Bounding box entries
********************

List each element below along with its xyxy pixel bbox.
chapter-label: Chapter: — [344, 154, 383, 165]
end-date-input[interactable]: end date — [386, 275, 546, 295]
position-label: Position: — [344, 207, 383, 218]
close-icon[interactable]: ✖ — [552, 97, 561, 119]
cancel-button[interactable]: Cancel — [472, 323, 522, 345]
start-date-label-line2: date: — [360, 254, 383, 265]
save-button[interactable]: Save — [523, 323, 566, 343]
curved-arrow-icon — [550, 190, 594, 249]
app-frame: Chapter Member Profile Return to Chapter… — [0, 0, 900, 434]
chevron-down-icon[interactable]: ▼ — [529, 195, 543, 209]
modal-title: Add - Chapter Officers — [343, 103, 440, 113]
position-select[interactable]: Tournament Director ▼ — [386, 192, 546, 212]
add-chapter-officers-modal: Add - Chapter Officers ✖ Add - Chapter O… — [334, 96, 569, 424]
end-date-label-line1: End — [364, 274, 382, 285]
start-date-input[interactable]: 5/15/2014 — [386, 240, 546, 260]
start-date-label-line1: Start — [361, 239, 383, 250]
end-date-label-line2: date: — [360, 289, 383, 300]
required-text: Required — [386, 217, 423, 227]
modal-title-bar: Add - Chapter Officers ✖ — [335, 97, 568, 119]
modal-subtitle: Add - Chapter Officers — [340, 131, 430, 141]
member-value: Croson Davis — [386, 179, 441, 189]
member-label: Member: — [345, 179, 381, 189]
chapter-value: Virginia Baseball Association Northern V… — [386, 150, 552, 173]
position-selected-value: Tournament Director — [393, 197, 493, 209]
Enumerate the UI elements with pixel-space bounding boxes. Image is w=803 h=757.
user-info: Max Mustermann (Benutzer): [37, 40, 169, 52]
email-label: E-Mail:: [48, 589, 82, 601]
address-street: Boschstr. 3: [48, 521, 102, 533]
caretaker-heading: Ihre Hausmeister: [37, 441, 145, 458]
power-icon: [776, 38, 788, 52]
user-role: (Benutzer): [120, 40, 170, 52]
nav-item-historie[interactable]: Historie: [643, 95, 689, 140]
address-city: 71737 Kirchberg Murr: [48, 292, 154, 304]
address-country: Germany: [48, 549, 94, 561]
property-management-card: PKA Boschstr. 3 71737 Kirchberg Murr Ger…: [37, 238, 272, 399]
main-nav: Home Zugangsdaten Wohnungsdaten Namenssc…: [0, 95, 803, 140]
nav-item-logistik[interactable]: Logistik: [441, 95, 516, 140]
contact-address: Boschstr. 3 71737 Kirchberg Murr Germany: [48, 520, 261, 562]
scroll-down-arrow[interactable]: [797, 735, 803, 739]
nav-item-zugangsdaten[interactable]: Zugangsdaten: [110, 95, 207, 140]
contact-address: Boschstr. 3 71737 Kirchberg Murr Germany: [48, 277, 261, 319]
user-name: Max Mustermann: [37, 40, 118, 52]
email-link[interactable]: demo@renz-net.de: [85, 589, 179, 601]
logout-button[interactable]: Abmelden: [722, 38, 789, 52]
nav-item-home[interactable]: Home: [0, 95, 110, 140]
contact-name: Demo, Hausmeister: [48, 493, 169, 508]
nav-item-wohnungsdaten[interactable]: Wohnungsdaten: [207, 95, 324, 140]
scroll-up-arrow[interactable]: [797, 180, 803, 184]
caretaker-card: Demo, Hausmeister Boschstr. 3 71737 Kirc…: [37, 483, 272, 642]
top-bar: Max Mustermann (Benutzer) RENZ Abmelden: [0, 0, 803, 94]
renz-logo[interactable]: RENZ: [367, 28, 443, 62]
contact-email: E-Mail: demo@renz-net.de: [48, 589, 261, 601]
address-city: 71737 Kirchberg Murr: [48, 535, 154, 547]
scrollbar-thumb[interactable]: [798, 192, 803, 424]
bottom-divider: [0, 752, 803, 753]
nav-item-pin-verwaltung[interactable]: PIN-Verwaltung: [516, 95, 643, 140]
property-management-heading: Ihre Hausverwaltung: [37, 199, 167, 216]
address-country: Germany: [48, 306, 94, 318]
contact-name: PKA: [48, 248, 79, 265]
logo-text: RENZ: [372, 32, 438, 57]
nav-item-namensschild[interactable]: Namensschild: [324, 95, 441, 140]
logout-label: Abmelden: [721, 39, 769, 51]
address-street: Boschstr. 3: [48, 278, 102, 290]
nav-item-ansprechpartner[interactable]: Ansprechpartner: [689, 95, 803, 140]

********************

What you will do – Recast every line of the material above as a Markdown table with the columns "No." and "Entry." Number the rows in order and leave out any blank lines.

The output –
| No. | Entry |
|---|---|
| 1 | List each element below along with its xyxy pixel bbox. |
| 2 | chapter-label: Chapter: — [344, 154, 383, 165] |
| 3 | end-date-input[interactable]: end date — [386, 275, 546, 295] |
| 4 | position-label: Position: — [344, 207, 383, 218] |
| 5 | close-icon[interactable]: ✖ — [552, 97, 561, 119] |
| 6 | cancel-button[interactable]: Cancel — [472, 323, 522, 345] |
| 7 | start-date-label-line2: date: — [360, 254, 383, 265] |
| 8 | save-button[interactable]: Save — [523, 323, 566, 343] |
| 9 | curved-arrow-icon — [550, 190, 594, 249] |
| 10 | app-frame: Chapter Member Profile Return to Chapter… — [0, 0, 900, 434] |
| 11 | chevron-down-icon[interactable]: ▼ — [529, 195, 543, 209] |
| 12 | modal-title: Add - Chapter Officers — [343, 103, 440, 113] |
| 13 | position-select[interactable]: Tournament Director ▼ — [386, 192, 546, 212] |
| 14 | add-chapter-officers-modal: Add - Chapter Officers ✖ Add - Chapter O… — [334, 96, 569, 424] |
| 15 | end-date-label-line1: End — [364, 274, 382, 285] |
| 16 | start-date-input[interactable]: 5/15/2014 — [386, 240, 546, 260] |
| 17 | start-date-label-line1: Start — [361, 239, 383, 250] |
| 18 | end-date-label-line2: date: — [360, 289, 383, 300] |
| 19 | required-text: Required — [386, 217, 423, 227] |
| 20 | modal-title-bar: Add - Chapter Officers ✖ — [335, 97, 568, 119] |
| 21 | modal-subtitle: Add - Chapter Officers — [340, 131, 430, 141] |
| 22 | member-value: Croson Davis — [386, 179, 441, 189] |
| 23 | member-label: Member: — [345, 179, 381, 189] |
| 24 | chapter-value: Virginia Baseball Association Northern V… — [386, 150, 552, 173] |
| 25 | position-selected-value: Tournament Director — [393, 197, 493, 209] |
| 26 | Enumerate the UI elements with pixel-space bounding boxes. Image is w=803 h=757. |
| 27 | user-info: Max Mustermann (Benutzer): [37, 40, 169, 52] |
| 28 | email-label: E-Mail:: [48, 589, 82, 601] |
| 29 | address-street: Boschstr. 3: [48, 521, 102, 533] |
| 30 | caretaker-heading: Ihre Hausmeister: [37, 441, 145, 458] |
| 31 | power-icon: [776, 38, 788, 52] |
| 32 | user-role: (Benutzer): [120, 40, 170, 52] |
| 33 | nav-item-historie[interactable]: Historie: [643, 95, 689, 140] |
| 34 | address-city: 71737 Kirchberg Murr: [48, 292, 154, 304] |
| 35 | address-country: Germany: [48, 549, 94, 561] |
| 36 | property-management-card: PKA Boschstr. 3 71737 Kirchberg Murr Ger…: [37, 238, 272, 399] |
| 37 | main-nav: Home Zugangsdaten Wohnungsdaten Namenssc…: [0, 95, 803, 140] |
| 38 | nav-item-logistik[interactable]: Logistik: [441, 95, 516, 140] |
| 39 | contact-address: Boschstr. 3 71737 Kirchberg Murr Germany: [48, 520, 261, 562] |
| 40 | scroll-down-arrow[interactable]: [797, 735, 803, 739] |
| 41 | nav-item-zugangsdaten[interactable]: Zugangsdaten: [110, 95, 207, 140] |
| 42 | contact-address: Boschstr. 3 71737 Kirchberg Murr Germany: [48, 277, 261, 319] |
| 43 | user-name: Max Mustermann: [37, 40, 118, 52] |
| 44 | email-link[interactable]: demo@renz-net.de: [85, 589, 179, 601] |
| 45 | logout-button[interactable]: Abmelden: [722, 38, 789, 52] |
| 46 | nav-item-home[interactable]: Home: [0, 95, 110, 140] |
| 47 | contact-name: Demo, Hausmeister: [48, 493, 169, 508] |
| 48 | nav-item-wohnungsdaten[interactable]: Wohnungsdaten: [207, 95, 324, 140] |
| 49 | scroll-up-arrow[interactable]: [797, 180, 803, 184] |
| 50 | caretaker-card: Demo, Hausmeister Boschstr. 3 71737 Kirc…: [37, 483, 272, 642] |
| 51 | top-bar: Max Mustermann (Benutzer) RENZ Abmelden: [0, 0, 803, 94] |
| 52 | renz-logo[interactable]: RENZ: [367, 28, 443, 62] |
| 53 | contact-email: E-Mail: demo@renz-net.de: [48, 589, 261, 601] |
| 54 | address-city: 71737 Kirchberg Murr: [48, 535, 154, 547] |
| 55 | scrollbar-thumb[interactable]: [798, 192, 803, 424] |
| 56 | bottom-divider: [0, 752, 803, 753] |
| 57 | nav-item-pin-verwaltung[interactable]: PIN-Verwaltung: [516, 95, 643, 140] |
| 58 | property-management-heading: Ihre Hausverwaltung: [37, 199, 167, 216] |
| 59 | address-country: Germany: [48, 306, 94, 318] |
| 60 | contact-name: PKA: [48, 248, 79, 265] |
| 61 | logo-text: RENZ: [372, 32, 438, 57] |
| 62 | nav-item-namensschild[interactable]: Namensschild: [324, 95, 441, 140] |
| 63 | logout-label: Abmelden: [721, 39, 769, 51] |
| 64 | address-street: Boschstr. 3: [48, 278, 102, 290] |
| 65 | nav-item-ansprechpartner[interactable]: Ansprechpartner: [689, 95, 803, 140] |